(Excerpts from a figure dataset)
○ ○ ○ ○ ○ ○ ○

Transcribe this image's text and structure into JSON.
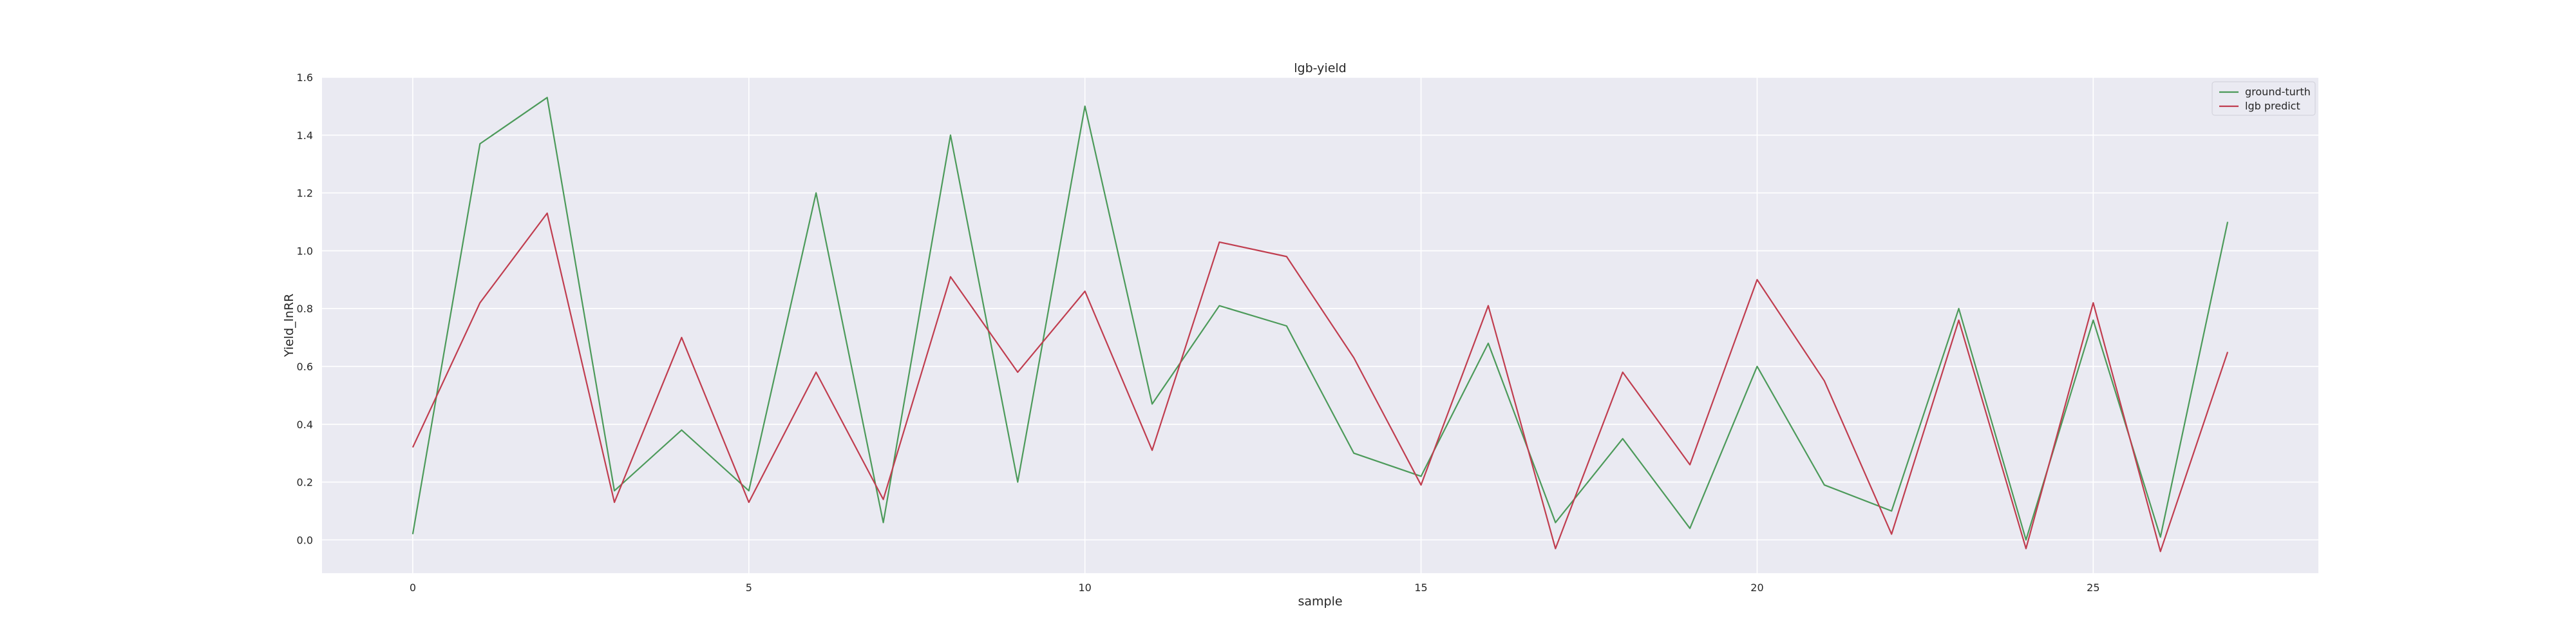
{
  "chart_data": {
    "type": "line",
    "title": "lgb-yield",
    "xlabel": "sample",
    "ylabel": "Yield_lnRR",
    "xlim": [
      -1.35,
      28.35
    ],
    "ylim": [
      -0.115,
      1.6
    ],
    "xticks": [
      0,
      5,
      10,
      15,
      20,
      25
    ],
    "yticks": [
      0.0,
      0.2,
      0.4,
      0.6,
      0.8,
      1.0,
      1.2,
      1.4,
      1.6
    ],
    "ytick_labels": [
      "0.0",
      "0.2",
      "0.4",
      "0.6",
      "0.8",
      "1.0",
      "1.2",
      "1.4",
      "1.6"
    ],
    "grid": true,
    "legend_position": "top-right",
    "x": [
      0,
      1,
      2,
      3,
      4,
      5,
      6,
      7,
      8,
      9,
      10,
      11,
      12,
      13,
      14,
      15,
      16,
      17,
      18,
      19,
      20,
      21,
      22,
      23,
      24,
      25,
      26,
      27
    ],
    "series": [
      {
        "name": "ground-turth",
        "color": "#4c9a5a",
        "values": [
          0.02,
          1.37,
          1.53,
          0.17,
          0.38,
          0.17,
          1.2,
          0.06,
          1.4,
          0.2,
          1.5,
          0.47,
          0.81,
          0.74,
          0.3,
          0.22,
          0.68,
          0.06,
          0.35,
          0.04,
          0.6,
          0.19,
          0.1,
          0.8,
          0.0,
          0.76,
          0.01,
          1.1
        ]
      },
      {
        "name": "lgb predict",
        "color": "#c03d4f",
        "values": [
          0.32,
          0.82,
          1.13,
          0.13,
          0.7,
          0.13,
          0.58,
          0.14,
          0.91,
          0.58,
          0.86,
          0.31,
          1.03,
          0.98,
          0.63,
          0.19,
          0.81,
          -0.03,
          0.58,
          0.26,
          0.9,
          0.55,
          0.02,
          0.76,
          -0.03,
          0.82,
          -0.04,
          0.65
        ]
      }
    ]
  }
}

○ ○ ○ ○ ○ ○ ○

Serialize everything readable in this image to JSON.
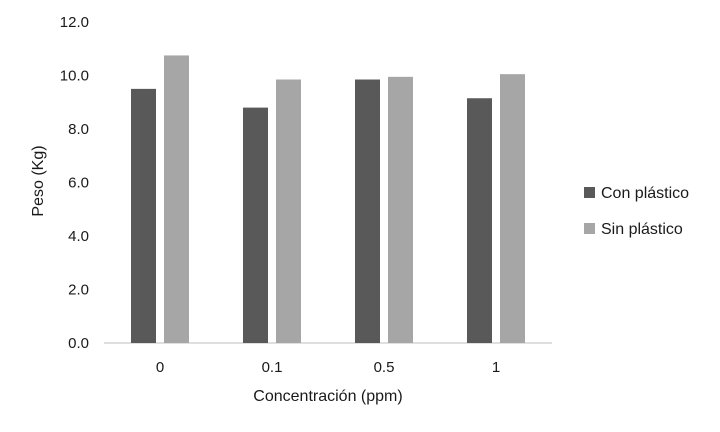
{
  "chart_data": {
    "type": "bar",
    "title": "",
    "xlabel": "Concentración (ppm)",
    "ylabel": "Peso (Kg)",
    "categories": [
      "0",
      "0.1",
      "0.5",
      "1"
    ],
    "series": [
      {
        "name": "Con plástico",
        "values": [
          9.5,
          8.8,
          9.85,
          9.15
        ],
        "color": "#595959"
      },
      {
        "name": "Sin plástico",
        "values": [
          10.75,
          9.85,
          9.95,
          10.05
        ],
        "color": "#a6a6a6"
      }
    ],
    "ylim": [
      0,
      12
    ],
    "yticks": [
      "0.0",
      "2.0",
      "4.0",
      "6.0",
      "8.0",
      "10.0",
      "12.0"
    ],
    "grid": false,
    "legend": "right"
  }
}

○ ○ ○ ○ ○ ○ ○

-- Work required --
Count the lines in the entries above that include the string "this", then give only that figure.

-- Right answer --
2